• Record extracts
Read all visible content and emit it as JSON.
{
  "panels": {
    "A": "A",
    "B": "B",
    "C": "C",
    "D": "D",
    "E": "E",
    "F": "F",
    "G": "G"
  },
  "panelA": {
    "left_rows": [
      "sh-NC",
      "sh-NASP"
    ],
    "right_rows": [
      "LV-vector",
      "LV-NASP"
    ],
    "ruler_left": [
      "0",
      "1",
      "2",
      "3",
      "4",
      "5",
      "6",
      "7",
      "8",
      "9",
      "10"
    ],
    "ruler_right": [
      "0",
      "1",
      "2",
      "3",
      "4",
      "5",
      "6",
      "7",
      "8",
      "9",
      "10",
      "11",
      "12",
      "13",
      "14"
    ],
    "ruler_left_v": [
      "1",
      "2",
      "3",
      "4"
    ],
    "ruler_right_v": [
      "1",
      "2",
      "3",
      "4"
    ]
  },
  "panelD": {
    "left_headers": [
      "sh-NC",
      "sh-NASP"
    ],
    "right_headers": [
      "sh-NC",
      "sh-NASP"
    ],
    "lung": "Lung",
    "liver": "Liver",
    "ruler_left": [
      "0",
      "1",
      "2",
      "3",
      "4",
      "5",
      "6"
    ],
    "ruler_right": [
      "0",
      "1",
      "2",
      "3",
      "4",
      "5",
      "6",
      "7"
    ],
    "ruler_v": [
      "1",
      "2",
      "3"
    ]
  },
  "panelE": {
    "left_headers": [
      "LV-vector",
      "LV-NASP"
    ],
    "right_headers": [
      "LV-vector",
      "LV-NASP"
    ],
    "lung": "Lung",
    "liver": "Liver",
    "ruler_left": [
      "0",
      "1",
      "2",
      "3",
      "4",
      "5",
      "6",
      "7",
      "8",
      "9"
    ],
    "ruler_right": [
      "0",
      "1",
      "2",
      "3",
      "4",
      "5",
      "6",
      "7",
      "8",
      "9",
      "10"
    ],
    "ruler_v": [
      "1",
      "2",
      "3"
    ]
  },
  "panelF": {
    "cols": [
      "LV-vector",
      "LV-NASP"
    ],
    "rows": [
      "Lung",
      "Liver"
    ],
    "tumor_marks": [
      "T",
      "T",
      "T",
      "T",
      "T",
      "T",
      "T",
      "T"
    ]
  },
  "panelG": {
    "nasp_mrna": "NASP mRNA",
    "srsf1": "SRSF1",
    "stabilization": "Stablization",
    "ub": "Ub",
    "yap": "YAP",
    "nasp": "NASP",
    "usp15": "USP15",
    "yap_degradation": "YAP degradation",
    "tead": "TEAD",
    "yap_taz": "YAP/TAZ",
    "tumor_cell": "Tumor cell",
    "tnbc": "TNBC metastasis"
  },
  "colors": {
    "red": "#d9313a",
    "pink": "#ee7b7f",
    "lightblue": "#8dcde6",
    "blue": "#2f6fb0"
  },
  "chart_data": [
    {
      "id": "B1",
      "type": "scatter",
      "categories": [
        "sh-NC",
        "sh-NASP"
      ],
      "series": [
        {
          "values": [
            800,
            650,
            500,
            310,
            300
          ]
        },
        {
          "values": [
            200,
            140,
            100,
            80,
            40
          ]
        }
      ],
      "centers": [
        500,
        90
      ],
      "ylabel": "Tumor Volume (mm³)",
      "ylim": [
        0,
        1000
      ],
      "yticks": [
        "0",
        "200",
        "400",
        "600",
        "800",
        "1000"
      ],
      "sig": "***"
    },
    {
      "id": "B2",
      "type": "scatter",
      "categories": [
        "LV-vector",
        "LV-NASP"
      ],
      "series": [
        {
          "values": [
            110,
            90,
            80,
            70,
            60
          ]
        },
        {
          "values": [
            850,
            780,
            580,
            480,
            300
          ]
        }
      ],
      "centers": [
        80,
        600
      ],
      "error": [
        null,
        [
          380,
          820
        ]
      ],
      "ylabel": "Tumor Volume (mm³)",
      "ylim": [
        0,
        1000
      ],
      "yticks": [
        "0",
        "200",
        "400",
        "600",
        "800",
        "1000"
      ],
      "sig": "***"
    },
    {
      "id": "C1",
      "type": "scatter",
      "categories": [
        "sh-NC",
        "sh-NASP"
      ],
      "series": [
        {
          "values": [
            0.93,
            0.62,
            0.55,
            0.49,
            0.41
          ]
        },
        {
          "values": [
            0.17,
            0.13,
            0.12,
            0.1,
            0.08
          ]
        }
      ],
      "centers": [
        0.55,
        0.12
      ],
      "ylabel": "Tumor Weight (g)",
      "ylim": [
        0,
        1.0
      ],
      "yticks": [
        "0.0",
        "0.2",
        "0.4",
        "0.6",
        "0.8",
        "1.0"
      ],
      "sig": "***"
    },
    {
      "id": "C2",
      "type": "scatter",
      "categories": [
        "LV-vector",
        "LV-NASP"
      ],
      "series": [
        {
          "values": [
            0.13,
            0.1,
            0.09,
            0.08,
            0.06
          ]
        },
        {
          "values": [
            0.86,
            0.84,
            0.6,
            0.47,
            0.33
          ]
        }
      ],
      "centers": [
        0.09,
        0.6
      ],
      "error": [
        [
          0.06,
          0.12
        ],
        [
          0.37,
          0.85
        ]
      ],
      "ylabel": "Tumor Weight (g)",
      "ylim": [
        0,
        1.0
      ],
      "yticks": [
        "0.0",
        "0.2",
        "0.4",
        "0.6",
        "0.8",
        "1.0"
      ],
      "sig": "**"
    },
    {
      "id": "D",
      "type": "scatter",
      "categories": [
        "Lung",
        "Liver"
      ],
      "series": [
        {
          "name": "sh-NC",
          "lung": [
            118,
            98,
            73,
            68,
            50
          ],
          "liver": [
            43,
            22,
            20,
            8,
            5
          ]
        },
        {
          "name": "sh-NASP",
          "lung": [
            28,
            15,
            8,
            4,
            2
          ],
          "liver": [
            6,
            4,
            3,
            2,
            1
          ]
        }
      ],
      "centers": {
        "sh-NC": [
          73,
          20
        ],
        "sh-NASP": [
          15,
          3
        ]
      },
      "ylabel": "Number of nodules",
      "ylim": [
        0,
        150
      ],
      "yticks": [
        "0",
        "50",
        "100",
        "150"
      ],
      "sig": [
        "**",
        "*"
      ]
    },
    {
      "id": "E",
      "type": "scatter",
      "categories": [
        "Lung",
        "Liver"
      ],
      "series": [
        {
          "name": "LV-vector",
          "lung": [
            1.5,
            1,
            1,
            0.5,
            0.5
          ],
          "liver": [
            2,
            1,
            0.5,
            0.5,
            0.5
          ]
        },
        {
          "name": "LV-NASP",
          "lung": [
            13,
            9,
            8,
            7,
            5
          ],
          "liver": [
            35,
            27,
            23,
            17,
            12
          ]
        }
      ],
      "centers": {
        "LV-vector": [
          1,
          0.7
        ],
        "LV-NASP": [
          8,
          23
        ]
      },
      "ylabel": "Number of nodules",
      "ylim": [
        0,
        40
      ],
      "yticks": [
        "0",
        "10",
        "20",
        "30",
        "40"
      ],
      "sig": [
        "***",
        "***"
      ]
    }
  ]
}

• Exercise goal
Copy the data once more. Leave nothing out.

• Result
Read all visible content and emit it as JSON.
{
  "panels": {
    "A": "A",
    "B": "B",
    "C": "C",
    "D": "D",
    "E": "E",
    "F": "F",
    "G": "G"
  },
  "panelA": {
    "left_rows": [
      "sh-NC",
      "sh-NASP"
    ],
    "right_rows": [
      "LV-vector",
      "LV-NASP"
    ],
    "ruler_left": [
      "0",
      "1",
      "2",
      "3",
      "4",
      "5",
      "6",
      "7",
      "8",
      "9",
      "10"
    ],
    "ruler_right": [
      "0",
      "1",
      "2",
      "3",
      "4",
      "5",
      "6",
      "7",
      "8",
      "9",
      "10",
      "11",
      "12",
      "13",
      "14"
    ],
    "ruler_left_v": [
      "1",
      "2",
      "3",
      "4"
    ],
    "ruler_right_v": [
      "1",
      "2",
      "3",
      "4"
    ]
  },
  "panelD": {
    "left_headers": [
      "sh-NC",
      "sh-NASP"
    ],
    "right_headers": [
      "sh-NC",
      "sh-NASP"
    ],
    "lung": "Lung",
    "liver": "Liver",
    "ruler_left": [
      "0",
      "1",
      "2",
      "3",
      "4",
      "5",
      "6"
    ],
    "ruler_right": [
      "0",
      "1",
      "2",
      "3",
      "4",
      "5",
      "6",
      "7"
    ],
    "ruler_v": [
      "1",
      "2",
      "3"
    ]
  },
  "panelE": {
    "left_headers": [
      "LV-vector",
      "LV-NASP"
    ],
    "right_headers": [
      "LV-vector",
      "LV-NASP"
    ],
    "lung": "Lung",
    "liver": "Liver",
    "ruler_left": [
      "0",
      "1",
      "2",
      "3",
      "4",
      "5",
      "6",
      "7",
      "8",
      "9"
    ],
    "ruler_right": [
      "0",
      "1",
      "2",
      "3",
      "4",
      "5",
      "6",
      "7",
      "8",
      "9",
      "10"
    ],
    "ruler_v": [
      "1",
      "2",
      "3"
    ]
  },
  "panelF": {
    "cols": [
      "LV-vector",
      "LV-NASP"
    ],
    "rows": [
      "Lung",
      "Liver"
    ],
    "tumor_marks": [
      "T",
      "T",
      "T",
      "T",
      "T",
      "T",
      "T",
      "T"
    ]
  },
  "panelG": {
    "nasp_mrna": "NASP mRNA",
    "srsf1": "SRSF1",
    "stabilization": "Stablization",
    "ub": "Ub",
    "yap": "YAP",
    "nasp": "NASP",
    "usp15": "USP15",
    "yap_degradation": "YAP degradation",
    "tead": "TEAD",
    "yap_taz": "YAP/TAZ",
    "tumor_cell": "Tumor cell",
    "tnbc": "TNBC metastasis"
  },
  "colors": {
    "red": "#d9313a",
    "pink": "#ee7b7f",
    "lightblue": "#8dcde6",
    "blue": "#2f6fb0"
  },
  "chart_data": [
    {
      "id": "B1",
      "type": "scatter",
      "categories": [
        "sh-NC",
        "sh-NASP"
      ],
      "series": [
        {
          "values": [
            800,
            650,
            500,
            310,
            300
          ]
        },
        {
          "values": [
            200,
            140,
            100,
            80,
            40
          ]
        }
      ],
      "centers": [
        500,
        90
      ],
      "ylabel": "Tumor Volume (mm³)",
      "ylim": [
        0,
        1000
      ],
      "yticks": [
        "0",
        "200",
        "400",
        "600",
        "800",
        "1000"
      ],
      "sig": "***"
    },
    {
      "id": "B2",
      "type": "scatter",
      "categories": [
        "LV-vector",
        "LV-NASP"
      ],
      "series": [
        {
          "values": [
            110,
            90,
            80,
            70,
            60
          ]
        },
        {
          "values": [
            850,
            780,
            580,
            480,
            300
          ]
        }
      ],
      "centers": [
        80,
        600
      ],
      "error": [
        null,
        [
          380,
          820
        ]
      ],
      "ylabel": "Tumor Volume (mm³)",
      "ylim": [
        0,
        1000
      ],
      "yticks": [
        "0",
        "200",
        "400",
        "600",
        "800",
        "1000"
      ],
      "sig": "***"
    },
    {
      "id": "C1",
      "type": "scatter",
      "categories": [
        "sh-NC",
        "sh-NASP"
      ],
      "series": [
        {
          "values": [
            0.93,
            0.62,
            0.55,
            0.49,
            0.41
          ]
        },
        {
          "values": [
            0.17,
            0.13,
            0.12,
            0.1,
            0.08
          ]
        }
      ],
      "centers": [
        0.55,
        0.12
      ],
      "ylabel": "Tumor Weight (g)",
      "ylim": [
        0,
        1.0
      ],
      "yticks": [
        "0.0",
        "0.2",
        "0.4",
        "0.6",
        "0.8",
        "1.0"
      ],
      "sig": "***"
    },
    {
      "id": "C2",
      "type": "scatter",
      "categories": [
        "LV-vector",
        "LV-NASP"
      ],
      "series": [
        {
          "values": [
            0.13,
            0.1,
            0.09,
            0.08,
            0.06
          ]
        },
        {
          "values": [
            0.86,
            0.84,
            0.6,
            0.47,
            0.33
          ]
        }
      ],
      "centers": [
        0.09,
        0.6
      ],
      "error": [
        [
          0.06,
          0.12
        ],
        [
          0.37,
          0.85
        ]
      ],
      "ylabel": "Tumor Weight (g)",
      "ylim": [
        0,
        1.0
      ],
      "yticks": [
        "0.0",
        "0.2",
        "0.4",
        "0.6",
        "0.8",
        "1.0"
      ],
      "sig": "**"
    },
    {
      "id": "D",
      "type": "scatter",
      "categories": [
        "Lung",
        "Liver"
      ],
      "series": [
        {
          "name": "sh-NC",
          "lung": [
            118,
            98,
            73,
            68,
            50
          ],
          "liver": [
            43,
            22,
            20,
            8,
            5
          ]
        },
        {
          "name": "sh-NASP",
          "lung": [
            28,
            15,
            8,
            4,
            2
          ],
          "liver": [
            6,
            4,
            3,
            2,
            1
          ]
        }
      ],
      "centers": {
        "sh-NC": [
          73,
          20
        ],
        "sh-NASP": [
          15,
          3
        ]
      },
      "ylabel": "Number of nodules",
      "ylim": [
        0,
        150
      ],
      "yticks": [
        "0",
        "50",
        "100",
        "150"
      ],
      "sig": [
        "**",
        "*"
      ]
    },
    {
      "id": "E",
      "type": "scatter",
      "categories": [
        "Lung",
        "Liver"
      ],
      "series": [
        {
          "name": "LV-vector",
          "lung": [
            1.5,
            1,
            1,
            0.5,
            0.5
          ],
          "liver": [
            2,
            1,
            0.5,
            0.5,
            0.5
          ]
        },
        {
          "name": "LV-NASP",
          "lung": [
            13,
            9,
            8,
            7,
            5
          ],
          "liver": [
            35,
            27,
            23,
            17,
            12
          ]
        }
      ],
      "centers": {
        "LV-vector": [
          1,
          0.7
        ],
        "LV-NASP": [
          8,
          23
        ]
      },
      "ylabel": "Number of nodules",
      "ylim": [
        0,
        40
      ],
      "yticks": [
        "0",
        "10",
        "20",
        "30",
        "40"
      ],
      "sig": [
        "***",
        "***"
      ]
    }
  ]
}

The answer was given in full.